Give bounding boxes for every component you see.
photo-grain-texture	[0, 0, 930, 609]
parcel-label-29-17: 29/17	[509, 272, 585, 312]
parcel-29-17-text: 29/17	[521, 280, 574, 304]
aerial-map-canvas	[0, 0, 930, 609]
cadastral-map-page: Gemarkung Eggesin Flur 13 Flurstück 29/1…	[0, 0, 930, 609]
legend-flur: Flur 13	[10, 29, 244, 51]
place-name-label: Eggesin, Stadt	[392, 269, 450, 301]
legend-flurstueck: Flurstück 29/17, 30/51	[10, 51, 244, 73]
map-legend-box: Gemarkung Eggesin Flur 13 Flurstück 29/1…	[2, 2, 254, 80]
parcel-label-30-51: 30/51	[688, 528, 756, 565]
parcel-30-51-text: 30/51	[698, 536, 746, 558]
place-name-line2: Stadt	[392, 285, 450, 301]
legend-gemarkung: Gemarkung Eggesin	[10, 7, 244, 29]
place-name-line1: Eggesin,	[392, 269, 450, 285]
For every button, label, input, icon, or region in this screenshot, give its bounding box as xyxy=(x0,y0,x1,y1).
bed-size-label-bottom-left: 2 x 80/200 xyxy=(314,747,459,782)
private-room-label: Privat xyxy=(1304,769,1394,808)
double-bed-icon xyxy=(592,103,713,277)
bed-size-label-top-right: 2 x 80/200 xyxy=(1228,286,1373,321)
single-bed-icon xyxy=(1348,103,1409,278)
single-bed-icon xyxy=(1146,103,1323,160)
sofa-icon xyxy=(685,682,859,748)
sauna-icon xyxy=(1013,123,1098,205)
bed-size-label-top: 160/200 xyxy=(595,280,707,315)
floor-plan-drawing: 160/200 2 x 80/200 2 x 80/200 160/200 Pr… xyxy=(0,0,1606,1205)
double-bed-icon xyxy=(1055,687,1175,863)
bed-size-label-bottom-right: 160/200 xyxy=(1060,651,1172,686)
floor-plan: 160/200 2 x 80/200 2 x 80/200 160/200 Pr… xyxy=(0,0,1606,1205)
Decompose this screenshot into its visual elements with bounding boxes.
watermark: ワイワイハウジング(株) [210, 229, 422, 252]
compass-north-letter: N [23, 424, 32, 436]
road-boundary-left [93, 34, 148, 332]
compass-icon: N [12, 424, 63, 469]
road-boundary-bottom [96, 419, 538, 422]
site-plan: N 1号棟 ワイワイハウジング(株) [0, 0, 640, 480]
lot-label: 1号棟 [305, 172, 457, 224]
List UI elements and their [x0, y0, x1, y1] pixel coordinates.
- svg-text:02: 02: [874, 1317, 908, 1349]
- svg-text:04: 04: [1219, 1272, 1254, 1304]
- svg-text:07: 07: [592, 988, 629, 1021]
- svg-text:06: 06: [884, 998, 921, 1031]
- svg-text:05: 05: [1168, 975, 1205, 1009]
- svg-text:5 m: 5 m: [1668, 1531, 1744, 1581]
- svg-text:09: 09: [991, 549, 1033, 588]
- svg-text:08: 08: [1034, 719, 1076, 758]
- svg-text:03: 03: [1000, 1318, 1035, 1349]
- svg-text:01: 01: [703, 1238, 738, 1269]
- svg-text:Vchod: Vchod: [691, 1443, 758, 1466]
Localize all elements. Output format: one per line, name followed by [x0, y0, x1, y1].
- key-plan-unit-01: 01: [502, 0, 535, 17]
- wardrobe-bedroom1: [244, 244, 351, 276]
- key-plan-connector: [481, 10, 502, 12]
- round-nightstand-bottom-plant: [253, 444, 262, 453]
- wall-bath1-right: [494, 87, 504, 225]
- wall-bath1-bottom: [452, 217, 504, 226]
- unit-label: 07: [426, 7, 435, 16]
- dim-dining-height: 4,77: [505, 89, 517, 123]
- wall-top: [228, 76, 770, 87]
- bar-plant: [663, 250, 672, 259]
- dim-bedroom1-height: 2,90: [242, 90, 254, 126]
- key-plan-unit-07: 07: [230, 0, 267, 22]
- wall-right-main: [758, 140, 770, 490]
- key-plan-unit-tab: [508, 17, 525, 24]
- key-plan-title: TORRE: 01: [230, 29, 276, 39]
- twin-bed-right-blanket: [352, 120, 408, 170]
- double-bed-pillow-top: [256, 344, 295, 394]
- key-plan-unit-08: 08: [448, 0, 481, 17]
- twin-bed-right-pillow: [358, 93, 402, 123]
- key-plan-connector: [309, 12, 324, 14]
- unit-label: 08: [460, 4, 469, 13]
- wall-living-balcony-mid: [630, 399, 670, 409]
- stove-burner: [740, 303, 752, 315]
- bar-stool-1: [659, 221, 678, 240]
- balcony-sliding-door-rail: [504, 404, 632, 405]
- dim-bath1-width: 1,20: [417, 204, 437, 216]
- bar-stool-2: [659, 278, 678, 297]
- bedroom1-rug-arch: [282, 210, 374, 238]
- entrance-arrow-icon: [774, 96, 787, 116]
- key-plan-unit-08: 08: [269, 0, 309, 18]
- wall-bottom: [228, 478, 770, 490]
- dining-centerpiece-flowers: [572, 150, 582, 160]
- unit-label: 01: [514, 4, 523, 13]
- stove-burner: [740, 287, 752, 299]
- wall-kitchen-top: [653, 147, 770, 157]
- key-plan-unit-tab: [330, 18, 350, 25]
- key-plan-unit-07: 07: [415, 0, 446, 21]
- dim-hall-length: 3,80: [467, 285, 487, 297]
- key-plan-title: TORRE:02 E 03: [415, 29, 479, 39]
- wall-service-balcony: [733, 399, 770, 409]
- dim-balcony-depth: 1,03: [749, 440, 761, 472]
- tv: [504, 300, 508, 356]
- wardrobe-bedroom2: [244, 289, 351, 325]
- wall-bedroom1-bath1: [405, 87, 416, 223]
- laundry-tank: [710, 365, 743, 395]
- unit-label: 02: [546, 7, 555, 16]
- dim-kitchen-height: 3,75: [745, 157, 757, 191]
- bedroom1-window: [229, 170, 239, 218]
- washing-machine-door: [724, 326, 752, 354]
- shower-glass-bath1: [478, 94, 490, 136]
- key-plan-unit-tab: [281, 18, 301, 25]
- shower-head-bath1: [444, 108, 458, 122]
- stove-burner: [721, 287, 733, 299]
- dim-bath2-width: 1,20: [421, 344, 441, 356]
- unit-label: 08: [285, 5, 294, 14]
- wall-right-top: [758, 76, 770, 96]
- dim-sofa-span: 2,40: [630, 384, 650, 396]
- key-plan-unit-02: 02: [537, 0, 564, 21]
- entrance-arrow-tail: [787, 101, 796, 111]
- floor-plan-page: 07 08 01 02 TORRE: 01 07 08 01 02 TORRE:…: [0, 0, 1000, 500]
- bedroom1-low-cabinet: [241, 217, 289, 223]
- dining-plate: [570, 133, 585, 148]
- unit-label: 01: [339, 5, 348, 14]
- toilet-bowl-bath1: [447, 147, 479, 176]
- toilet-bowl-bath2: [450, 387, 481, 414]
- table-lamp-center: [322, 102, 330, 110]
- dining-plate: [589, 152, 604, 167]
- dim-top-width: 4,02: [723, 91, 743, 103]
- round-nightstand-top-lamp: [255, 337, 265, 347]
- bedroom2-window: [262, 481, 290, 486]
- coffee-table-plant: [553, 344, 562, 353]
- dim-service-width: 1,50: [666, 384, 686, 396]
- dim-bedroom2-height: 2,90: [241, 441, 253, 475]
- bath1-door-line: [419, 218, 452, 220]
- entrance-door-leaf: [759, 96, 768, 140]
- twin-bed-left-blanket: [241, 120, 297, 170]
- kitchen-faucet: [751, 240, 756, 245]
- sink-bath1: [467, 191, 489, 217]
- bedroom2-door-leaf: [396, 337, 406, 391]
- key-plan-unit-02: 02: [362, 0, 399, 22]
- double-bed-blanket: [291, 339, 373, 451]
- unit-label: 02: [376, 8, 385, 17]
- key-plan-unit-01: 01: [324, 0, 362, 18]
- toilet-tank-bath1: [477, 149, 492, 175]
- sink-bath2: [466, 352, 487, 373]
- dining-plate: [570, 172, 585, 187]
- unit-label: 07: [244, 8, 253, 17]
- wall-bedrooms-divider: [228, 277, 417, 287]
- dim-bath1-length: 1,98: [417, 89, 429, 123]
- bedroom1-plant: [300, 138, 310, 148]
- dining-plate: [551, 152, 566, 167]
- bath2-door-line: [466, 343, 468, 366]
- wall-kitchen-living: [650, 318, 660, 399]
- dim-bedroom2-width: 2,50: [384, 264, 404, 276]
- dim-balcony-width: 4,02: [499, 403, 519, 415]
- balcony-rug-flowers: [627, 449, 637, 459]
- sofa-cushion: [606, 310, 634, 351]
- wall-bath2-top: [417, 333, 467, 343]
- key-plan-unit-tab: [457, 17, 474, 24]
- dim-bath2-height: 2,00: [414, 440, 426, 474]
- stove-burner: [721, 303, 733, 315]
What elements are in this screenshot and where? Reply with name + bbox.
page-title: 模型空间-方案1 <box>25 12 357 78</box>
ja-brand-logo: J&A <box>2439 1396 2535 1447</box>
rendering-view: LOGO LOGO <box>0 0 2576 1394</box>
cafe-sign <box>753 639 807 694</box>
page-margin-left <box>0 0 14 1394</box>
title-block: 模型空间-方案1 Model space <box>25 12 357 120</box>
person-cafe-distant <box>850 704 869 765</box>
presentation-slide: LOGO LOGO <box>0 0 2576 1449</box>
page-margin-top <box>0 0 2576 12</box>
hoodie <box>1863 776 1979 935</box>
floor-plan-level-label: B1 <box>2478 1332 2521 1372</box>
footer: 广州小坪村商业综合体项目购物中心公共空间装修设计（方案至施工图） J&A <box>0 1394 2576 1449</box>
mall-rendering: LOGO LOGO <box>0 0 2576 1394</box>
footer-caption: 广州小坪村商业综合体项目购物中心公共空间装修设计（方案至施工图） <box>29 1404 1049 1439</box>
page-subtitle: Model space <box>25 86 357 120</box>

- _Exercise description_
Reproduce the data above word for word, from its first line through the line containing "floor-plan-drawing: 160/200 2", including that line.

- _Full output_
Give bounding boxes for every component you see.
photo-grain-texture	[0, 0, 930, 609]
parcel-label-29-17: 29/17	[509, 272, 585, 312]
parcel-29-17-text: 29/17	[521, 280, 574, 304]
aerial-map-canvas	[0, 0, 930, 609]
cadastral-map-page: Gemarkung Eggesin Flur 13 Flurstück 29/1…	[0, 0, 930, 609]
legend-flur: Flur 13	[10, 29, 244, 51]
place-name-label: Eggesin, Stadt	[392, 269, 450, 301]
legend-flurstueck: Flurstück 29/17, 30/51	[10, 51, 244, 73]
map-legend-box: Gemarkung Eggesin Flur 13 Flurstück 29/1…	[2, 2, 254, 80]
parcel-label-30-51: 30/51	[688, 528, 756, 565]
parcel-30-51-text: 30/51	[698, 536, 746, 558]
place-name-line2: Stadt	[392, 285, 450, 301]
legend-gemarkung: Gemarkung Eggesin	[10, 7, 244, 29]
place-name-line1: Eggesin,	[392, 269, 450, 285]
For every button, label, input, icon, or region in this screenshot, give its bounding box as xyxy=(x0,y0,x1,y1).
bed-size-label-bottom-left: 2 x 80/200 xyxy=(314,747,459,782)
private-room-label: Privat xyxy=(1304,769,1394,808)
double-bed-icon xyxy=(592,103,713,277)
bed-size-label-top-right: 2 x 80/200 xyxy=(1228,286,1373,321)
single-bed-icon xyxy=(1348,103,1409,278)
single-bed-icon xyxy=(1146,103,1323,160)
sofa-icon xyxy=(685,682,859,748)
sauna-icon xyxy=(1013,123,1098,205)
bed-size-label-top: 160/200 xyxy=(595,280,707,315)
floor-plan-drawing: 160/200 2 x 80/200 2 x 80/200 160/200 Pr… xyxy=(0,0,1606,1205)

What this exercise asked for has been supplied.